§ **OBJECTIVE**
Spot each line that carries the word "true"; copy those lines.
● ● ● ●
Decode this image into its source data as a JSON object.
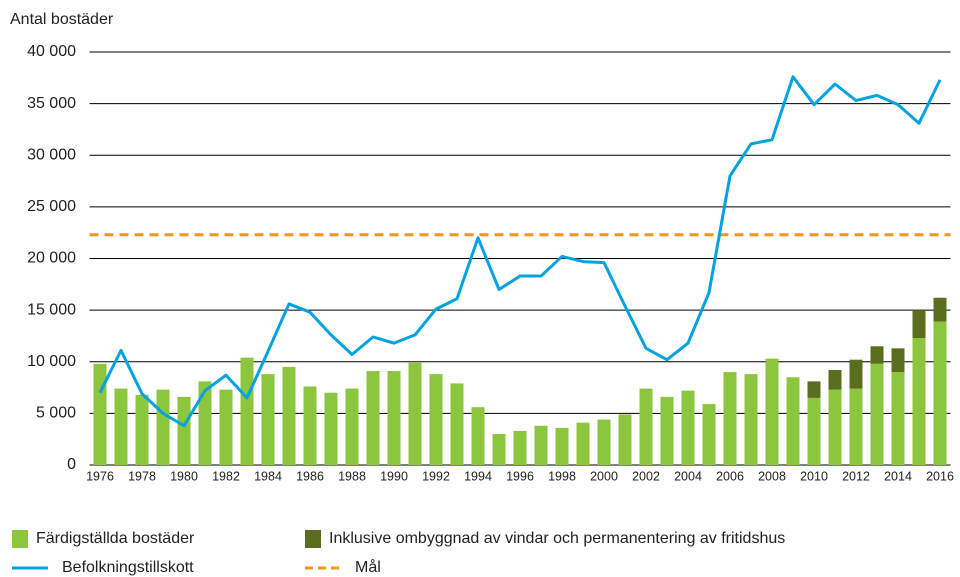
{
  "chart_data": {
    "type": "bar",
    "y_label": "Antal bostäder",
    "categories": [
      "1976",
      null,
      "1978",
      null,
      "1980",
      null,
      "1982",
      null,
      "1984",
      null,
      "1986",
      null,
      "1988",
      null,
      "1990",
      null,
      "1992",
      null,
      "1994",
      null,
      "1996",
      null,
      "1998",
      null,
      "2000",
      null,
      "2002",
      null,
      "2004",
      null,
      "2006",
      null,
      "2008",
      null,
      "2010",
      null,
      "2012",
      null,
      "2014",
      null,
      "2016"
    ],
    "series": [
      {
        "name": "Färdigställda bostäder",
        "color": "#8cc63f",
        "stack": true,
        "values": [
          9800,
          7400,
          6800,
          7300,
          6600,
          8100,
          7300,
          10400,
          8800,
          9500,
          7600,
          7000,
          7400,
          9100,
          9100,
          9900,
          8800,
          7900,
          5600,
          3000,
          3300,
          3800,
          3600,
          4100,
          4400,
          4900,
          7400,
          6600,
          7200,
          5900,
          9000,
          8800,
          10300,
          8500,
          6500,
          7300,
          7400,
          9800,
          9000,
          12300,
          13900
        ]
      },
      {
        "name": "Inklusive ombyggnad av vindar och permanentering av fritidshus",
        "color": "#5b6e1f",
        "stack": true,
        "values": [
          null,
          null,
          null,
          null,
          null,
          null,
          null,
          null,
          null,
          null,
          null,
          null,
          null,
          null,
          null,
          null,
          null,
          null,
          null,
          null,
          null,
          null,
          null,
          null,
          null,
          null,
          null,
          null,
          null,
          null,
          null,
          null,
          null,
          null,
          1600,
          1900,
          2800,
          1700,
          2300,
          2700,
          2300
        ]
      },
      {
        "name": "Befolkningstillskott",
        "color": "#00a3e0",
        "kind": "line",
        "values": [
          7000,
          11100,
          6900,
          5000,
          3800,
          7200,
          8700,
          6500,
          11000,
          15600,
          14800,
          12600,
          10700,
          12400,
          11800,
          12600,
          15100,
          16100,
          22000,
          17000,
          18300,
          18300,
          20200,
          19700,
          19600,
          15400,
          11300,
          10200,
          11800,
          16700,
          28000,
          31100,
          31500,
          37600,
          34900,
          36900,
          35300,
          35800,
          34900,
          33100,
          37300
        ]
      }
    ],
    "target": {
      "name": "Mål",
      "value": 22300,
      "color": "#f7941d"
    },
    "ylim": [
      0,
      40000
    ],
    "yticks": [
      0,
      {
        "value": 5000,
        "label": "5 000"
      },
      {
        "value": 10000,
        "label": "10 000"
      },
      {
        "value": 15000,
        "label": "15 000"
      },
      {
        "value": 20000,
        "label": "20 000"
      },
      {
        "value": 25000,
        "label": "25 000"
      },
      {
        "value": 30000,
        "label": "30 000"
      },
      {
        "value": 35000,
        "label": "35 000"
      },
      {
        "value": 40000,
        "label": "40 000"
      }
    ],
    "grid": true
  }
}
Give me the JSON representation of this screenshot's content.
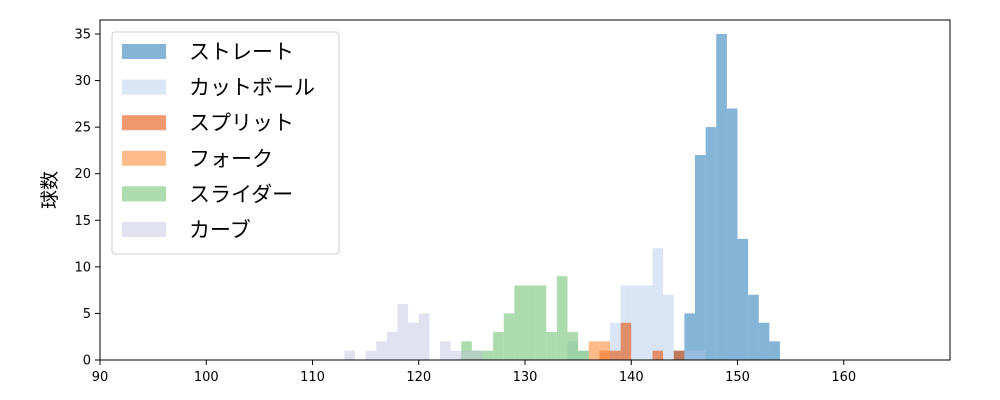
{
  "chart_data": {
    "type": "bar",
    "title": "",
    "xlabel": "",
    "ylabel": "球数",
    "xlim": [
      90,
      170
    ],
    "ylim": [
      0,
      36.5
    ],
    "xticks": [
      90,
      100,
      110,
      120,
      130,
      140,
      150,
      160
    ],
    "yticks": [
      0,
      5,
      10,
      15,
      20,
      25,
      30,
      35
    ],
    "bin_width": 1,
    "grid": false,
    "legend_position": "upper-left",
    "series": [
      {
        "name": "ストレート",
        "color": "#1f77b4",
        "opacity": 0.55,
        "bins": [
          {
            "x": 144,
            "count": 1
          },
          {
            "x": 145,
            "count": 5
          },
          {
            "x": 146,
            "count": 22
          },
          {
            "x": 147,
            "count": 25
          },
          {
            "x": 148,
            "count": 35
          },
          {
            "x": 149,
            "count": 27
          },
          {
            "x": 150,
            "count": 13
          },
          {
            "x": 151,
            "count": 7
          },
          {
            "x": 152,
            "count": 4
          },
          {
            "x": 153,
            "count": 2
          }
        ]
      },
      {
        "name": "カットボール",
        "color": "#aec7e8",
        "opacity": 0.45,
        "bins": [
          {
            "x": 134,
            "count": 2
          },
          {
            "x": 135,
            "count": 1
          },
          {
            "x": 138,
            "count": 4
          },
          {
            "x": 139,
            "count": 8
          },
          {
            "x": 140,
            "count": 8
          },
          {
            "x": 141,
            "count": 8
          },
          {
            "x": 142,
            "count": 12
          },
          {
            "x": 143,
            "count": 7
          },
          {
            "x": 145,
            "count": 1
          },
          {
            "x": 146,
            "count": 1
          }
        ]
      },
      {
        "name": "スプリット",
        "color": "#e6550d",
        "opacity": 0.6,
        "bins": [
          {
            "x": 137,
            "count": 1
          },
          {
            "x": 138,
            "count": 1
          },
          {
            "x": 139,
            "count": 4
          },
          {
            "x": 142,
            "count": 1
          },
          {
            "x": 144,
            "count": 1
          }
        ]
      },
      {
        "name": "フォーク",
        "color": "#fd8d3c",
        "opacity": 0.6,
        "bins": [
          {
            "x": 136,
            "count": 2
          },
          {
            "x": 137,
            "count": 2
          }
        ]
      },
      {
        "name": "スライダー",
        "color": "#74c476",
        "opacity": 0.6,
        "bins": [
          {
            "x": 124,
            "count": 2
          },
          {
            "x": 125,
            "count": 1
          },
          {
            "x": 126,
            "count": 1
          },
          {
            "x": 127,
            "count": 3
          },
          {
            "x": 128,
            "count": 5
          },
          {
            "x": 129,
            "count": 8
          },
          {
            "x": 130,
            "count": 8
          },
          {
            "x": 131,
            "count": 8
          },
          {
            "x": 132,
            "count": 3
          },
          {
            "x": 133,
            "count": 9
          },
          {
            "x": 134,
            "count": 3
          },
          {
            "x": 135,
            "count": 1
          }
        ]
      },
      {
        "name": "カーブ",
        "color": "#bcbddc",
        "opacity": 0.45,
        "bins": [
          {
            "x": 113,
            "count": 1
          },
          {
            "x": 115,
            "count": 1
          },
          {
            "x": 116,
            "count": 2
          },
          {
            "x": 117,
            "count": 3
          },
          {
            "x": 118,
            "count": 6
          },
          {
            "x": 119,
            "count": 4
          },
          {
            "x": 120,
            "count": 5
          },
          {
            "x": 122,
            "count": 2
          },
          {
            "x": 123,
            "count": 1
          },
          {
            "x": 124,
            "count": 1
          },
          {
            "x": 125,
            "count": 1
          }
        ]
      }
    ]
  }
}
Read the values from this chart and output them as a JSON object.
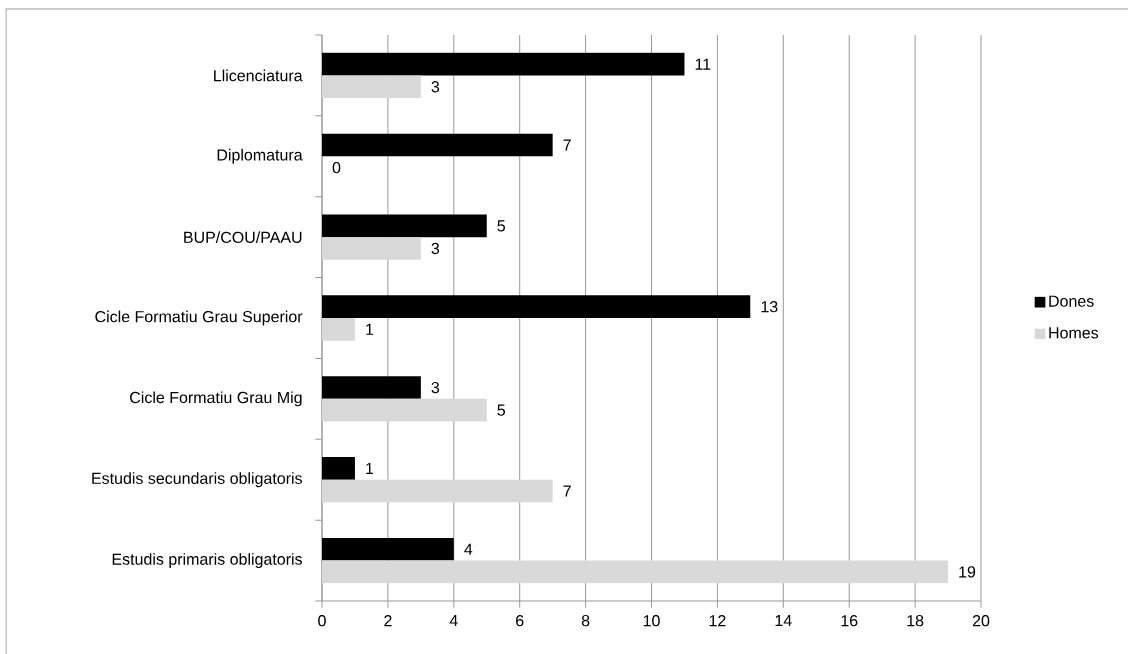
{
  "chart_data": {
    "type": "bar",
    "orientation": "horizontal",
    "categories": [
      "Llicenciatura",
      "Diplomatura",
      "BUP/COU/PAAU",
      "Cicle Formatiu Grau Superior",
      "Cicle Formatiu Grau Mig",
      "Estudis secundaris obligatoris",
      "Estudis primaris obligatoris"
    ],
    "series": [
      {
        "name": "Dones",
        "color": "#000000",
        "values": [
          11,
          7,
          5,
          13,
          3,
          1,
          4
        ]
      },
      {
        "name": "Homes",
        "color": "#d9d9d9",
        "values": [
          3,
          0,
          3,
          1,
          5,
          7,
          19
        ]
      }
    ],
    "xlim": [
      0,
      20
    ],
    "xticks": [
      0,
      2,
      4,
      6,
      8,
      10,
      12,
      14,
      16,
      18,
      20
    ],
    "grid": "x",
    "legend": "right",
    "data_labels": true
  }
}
● ● ● ●
§ **WRITTEN ANSWER**
        "stack": true,
        "stack": true,
    "grid": true
    "data_labels": true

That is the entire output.